PROBLEM STATEMENT:
Locate all lines in the data below that hold "this" and show them.

[Figure record extracts]
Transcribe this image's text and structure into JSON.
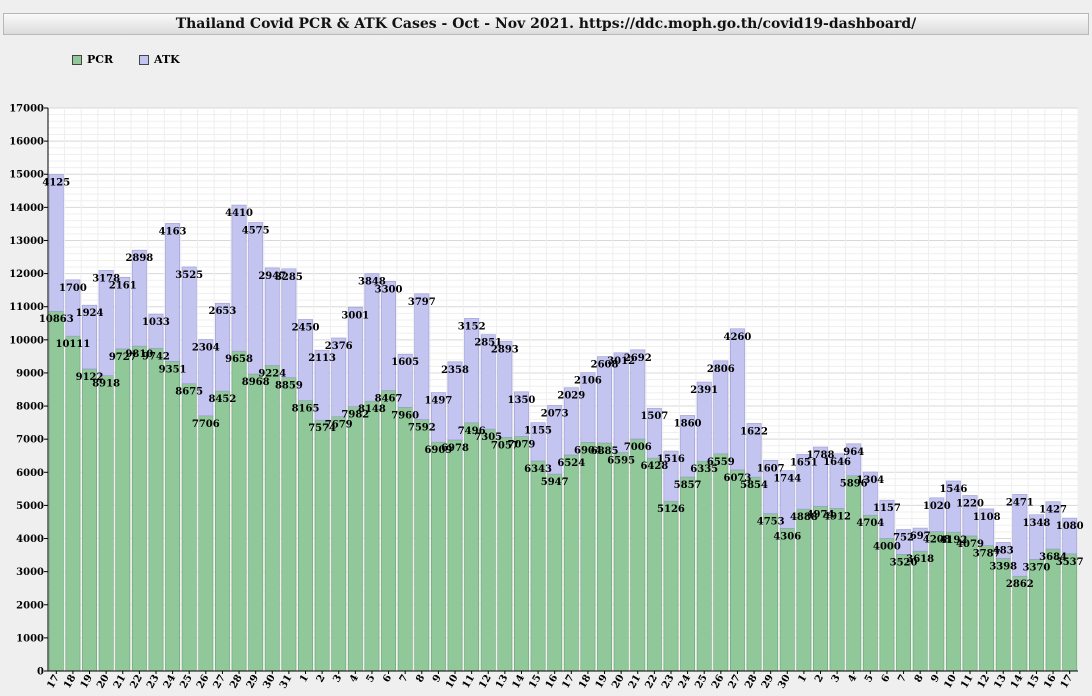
{
  "chart_data": {
    "type": "bar",
    "stacked": true,
    "title": "Thailand Covid PCR & ATK Cases - Oct - Nov 2021. https://ddc.moph.go.th/covid19-dashboard/",
    "xlabel": "",
    "ylabel": "",
    "ylim": [
      0,
      17000
    ],
    "yticks": [
      "0",
      "1000",
      "2000",
      "3000",
      "4000",
      "5000",
      "6000",
      "7000",
      "8000",
      "9000",
      "10000",
      "11000",
      "12000",
      "13000",
      "14000",
      "15000",
      "16000",
      "17000"
    ],
    "grid": true,
    "legend_position": "top-left",
    "categories": [
      "17",
      "18",
      "19",
      "20",
      "21",
      "22",
      "23",
      "24",
      "25",
      "26",
      "27",
      "28",
      "29",
      "30",
      "31",
      "1",
      "2",
      "3",
      "4",
      "5",
      "6",
      "7",
      "8",
      "9",
      "10",
      "11",
      "12",
      "13",
      "14",
      "15",
      "16",
      "17",
      "18",
      "19",
      "20",
      "21",
      "22",
      "23",
      "24",
      "25",
      "26",
      "27",
      "28",
      "29",
      "30",
      "1",
      "2",
      "3",
      "4",
      "5",
      "6",
      "7",
      "8",
      "9",
      "10",
      "11",
      "12",
      "13",
      "14",
      "15",
      "16",
      "17"
    ],
    "series": [
      {
        "name": "PCR",
        "color": "#90c89a",
        "values": [
          10863,
          10111,
          9122,
          8918,
          9727,
          9810,
          9742,
          9351,
          8675,
          7706,
          8452,
          9658,
          8968,
          9224,
          8859,
          8165,
          7574,
          7679,
          7982,
          8148,
          8467,
          7960,
          7592,
          6909,
          6978,
          7496,
          7305,
          7057,
          7079,
          6343,
          5947,
          6524,
          6904,
          6885,
          6595,
          7006,
          6428,
          5126,
          5857,
          6335,
          6559,
          6073,
          5854,
          4753,
          4306,
          4888,
          4974,
          4912,
          5896,
          4704,
          4000,
          3520,
          3618,
          4208,
          4192,
          4079,
          3787,
          3398,
          2862,
          3370,
          3684,
          3537
        ]
      },
      {
        "name": "ATK",
        "color": "#c4c4f0",
        "values": [
          4125,
          1700,
          1924,
          3178,
          2161,
          2898,
          1033,
          4163,
          3525,
          2304,
          2653,
          4410,
          4575,
          2947,
          3285,
          2450,
          2113,
          2376,
          3001,
          3848,
          3300,
          1605,
          3797,
          1497,
          2358,
          3152,
          2851,
          2893,
          1350,
          1155,
          2073,
          2029,
          2106,
          2608,
          3012,
          2692,
          1507,
          1516,
          1860,
          2391,
          2806,
          4260,
          1622,
          1607,
          1744,
          1651,
          1788,
          1646,
          964,
          1304,
          1157,
          752,
          697,
          1020,
          1546,
          1220,
          1108,
          483,
          2471,
          1348,
          1427,
          1080
        ]
      }
    ]
  }
}
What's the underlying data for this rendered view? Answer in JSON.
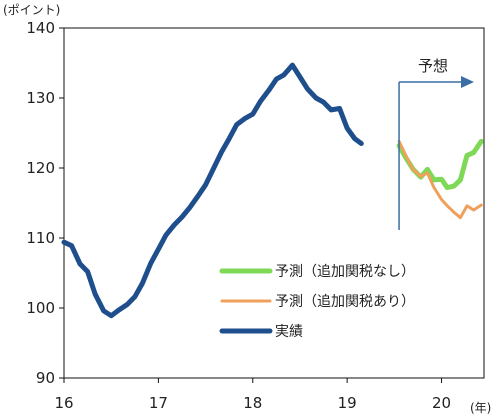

WORKED SOLUTION:
Transcribe this image's text and structure into JSON.
What's the underlying data for this rendered view? Answer in JSON.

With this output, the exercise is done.